*What the exercise asks:*
From the entries provided below, copy each line that contains the word "궁극적으로".

**********

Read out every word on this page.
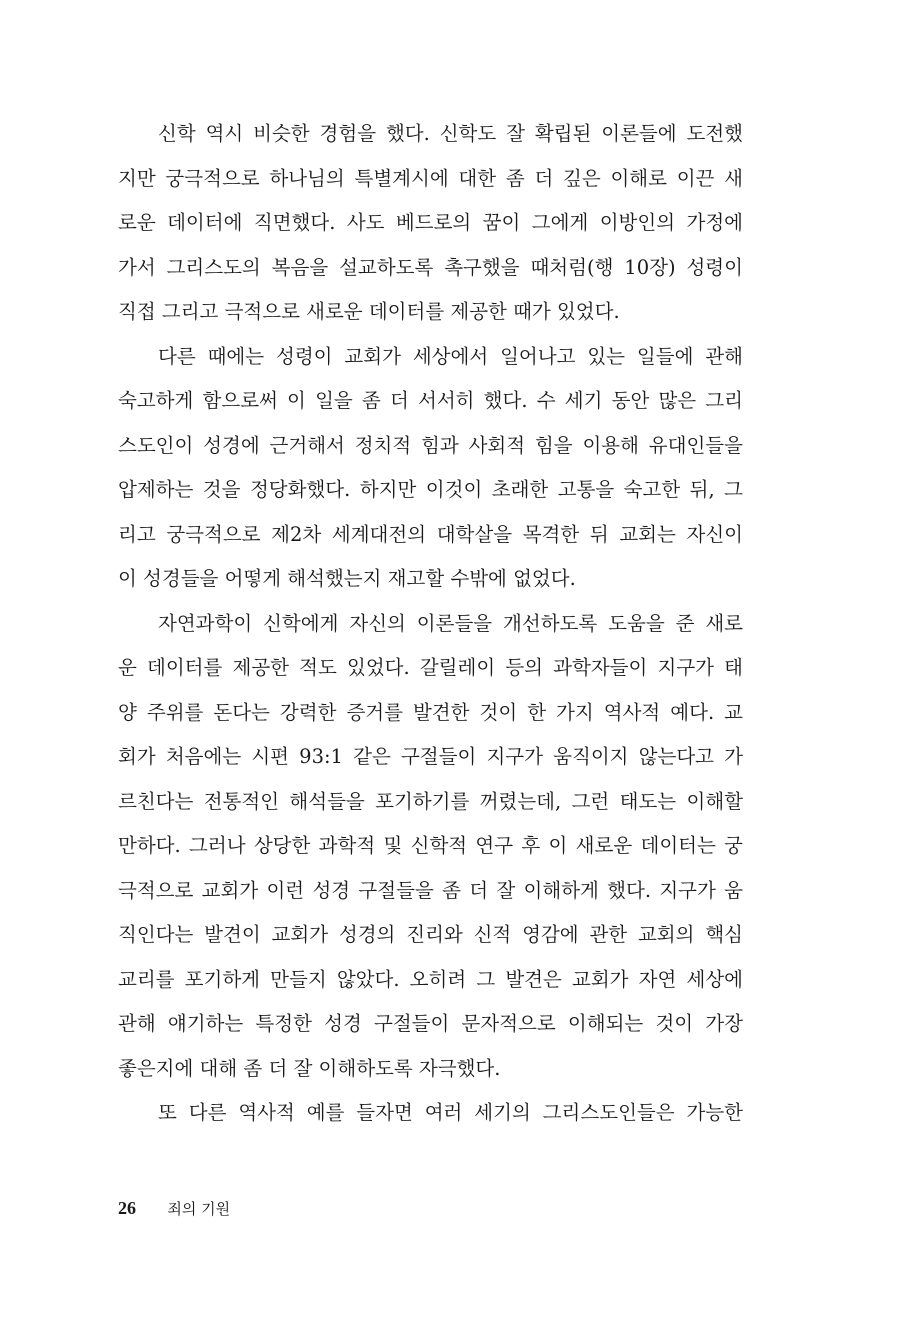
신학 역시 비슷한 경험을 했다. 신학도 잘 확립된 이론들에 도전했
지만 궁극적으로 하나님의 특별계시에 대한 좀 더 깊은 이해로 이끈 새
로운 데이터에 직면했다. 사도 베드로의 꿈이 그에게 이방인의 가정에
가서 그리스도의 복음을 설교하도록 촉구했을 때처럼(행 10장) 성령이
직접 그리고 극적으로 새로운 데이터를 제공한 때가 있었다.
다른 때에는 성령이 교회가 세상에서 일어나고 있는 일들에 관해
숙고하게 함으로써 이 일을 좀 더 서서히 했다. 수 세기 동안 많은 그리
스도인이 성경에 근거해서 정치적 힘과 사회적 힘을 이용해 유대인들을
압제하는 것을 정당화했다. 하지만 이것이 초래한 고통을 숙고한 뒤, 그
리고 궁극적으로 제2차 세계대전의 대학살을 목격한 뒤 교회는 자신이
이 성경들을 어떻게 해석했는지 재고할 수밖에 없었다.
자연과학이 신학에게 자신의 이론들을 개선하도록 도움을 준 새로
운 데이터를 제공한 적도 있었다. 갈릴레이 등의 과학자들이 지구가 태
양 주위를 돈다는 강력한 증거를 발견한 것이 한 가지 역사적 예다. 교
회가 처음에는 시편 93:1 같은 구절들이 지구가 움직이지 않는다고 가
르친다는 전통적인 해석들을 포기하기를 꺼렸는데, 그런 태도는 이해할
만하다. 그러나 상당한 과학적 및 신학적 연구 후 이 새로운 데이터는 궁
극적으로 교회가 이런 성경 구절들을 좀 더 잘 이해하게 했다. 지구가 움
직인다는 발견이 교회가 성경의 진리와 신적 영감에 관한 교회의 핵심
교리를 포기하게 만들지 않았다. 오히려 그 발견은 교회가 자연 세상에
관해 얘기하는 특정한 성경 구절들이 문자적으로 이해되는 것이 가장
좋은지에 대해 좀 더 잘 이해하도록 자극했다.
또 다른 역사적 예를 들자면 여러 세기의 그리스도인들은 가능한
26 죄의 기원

**********

*Solution:*
지만 궁극적으로 하나님의 특별계시에 대한 좀 더 깊은 이해로 이끈 새
리고 궁극적으로 제2차 세계대전의 대학살을 목격한 뒤 교회는 자신이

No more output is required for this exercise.